YOUR INSTRUCTIONS
Copy all lines of the listing that include the string "терминологии".

[Records from a dataset]
______________________________

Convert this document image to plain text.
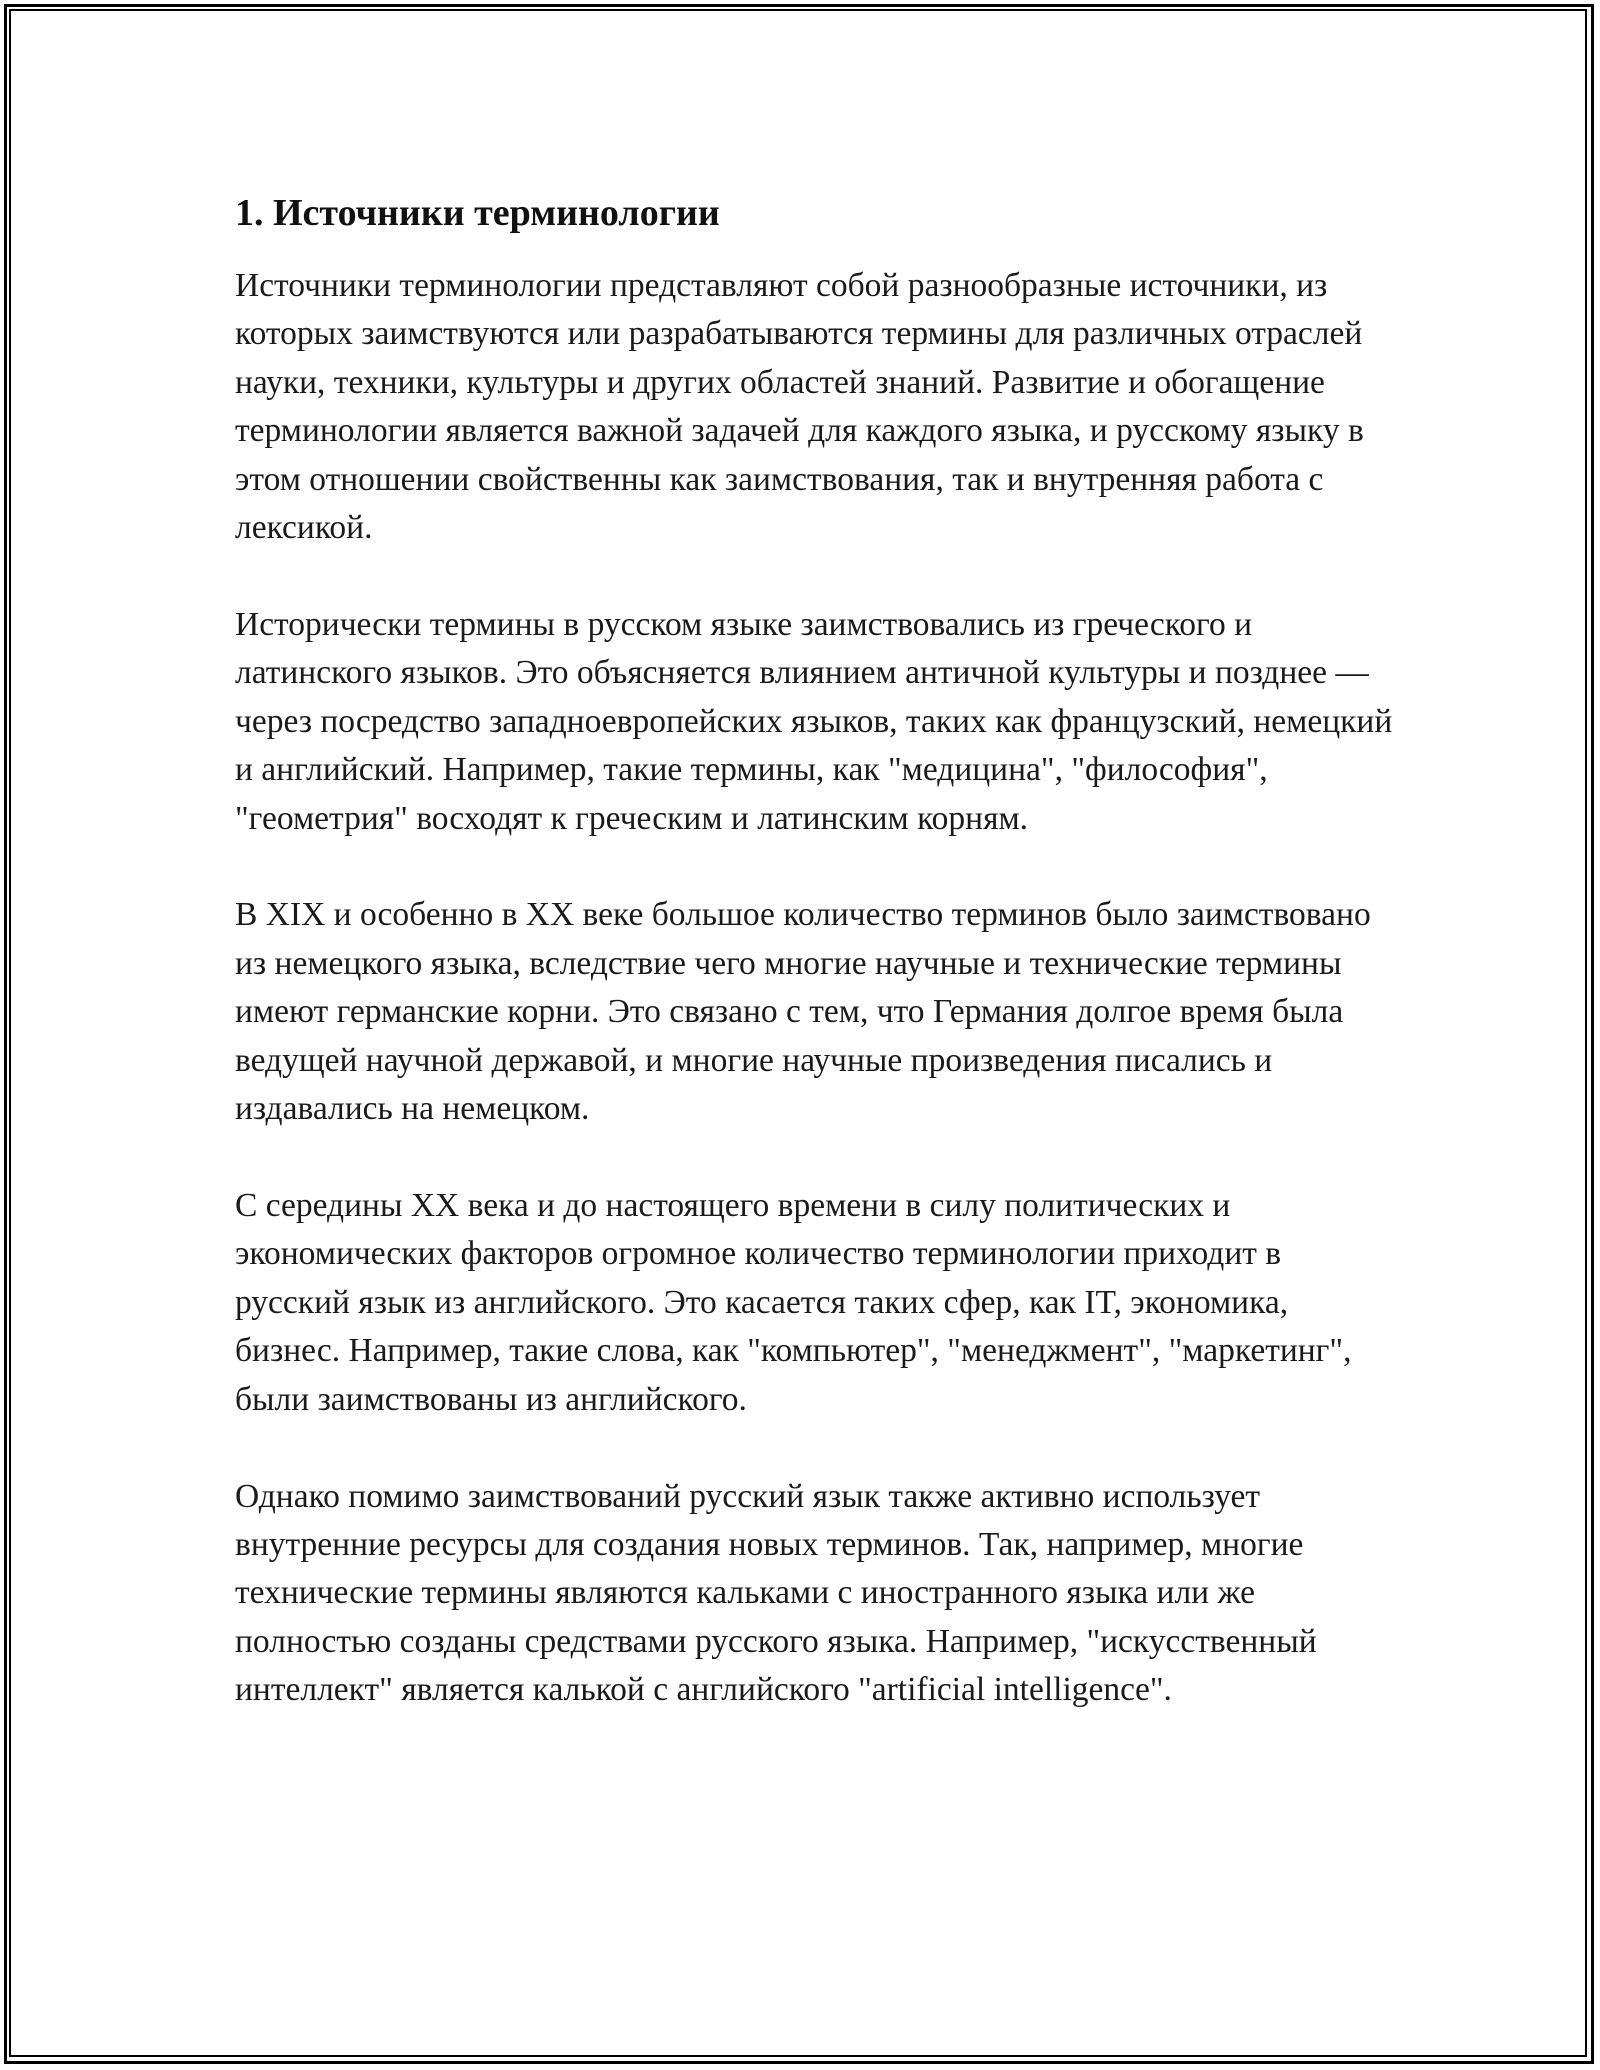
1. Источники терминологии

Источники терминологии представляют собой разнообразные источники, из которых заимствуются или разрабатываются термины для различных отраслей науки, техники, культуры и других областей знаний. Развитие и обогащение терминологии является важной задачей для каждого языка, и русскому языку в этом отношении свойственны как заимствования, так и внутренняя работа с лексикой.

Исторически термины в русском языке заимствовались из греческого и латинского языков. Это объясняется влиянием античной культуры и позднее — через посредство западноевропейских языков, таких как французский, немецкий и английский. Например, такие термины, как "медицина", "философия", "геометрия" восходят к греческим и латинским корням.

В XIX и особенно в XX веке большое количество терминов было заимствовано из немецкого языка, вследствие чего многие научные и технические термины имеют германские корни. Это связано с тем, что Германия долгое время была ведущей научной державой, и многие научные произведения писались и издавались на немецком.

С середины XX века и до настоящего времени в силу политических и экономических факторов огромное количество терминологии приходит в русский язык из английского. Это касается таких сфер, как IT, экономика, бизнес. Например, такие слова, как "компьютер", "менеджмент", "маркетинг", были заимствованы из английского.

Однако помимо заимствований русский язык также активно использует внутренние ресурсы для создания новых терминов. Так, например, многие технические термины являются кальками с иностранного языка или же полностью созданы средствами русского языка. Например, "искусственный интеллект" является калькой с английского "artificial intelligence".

______________________________

EXERCISE SOLUTION
1. Источники терминологии
Источники терминологии представляют собой разнообразные источники, из которых заимствуются или разрабатываются термины для различных отраслей науки, техники, культуры и других областей знаний. Развитие и обогащение терминологии является важной задачей для каждого языка, и русскому языку в этом отношении свойственны как заимствования, так и внутренняя работа с лексикой.
С середины XX века и до настоящего времени в силу политических и экономических факторов огромное количество терминологии приходит в русский язык из английского. Это касается таких сфер, как IT, экономика, бизнес. Например, такие слова, как "компьютер", "менеджмент", "маркетинг", были заимствованы из английского.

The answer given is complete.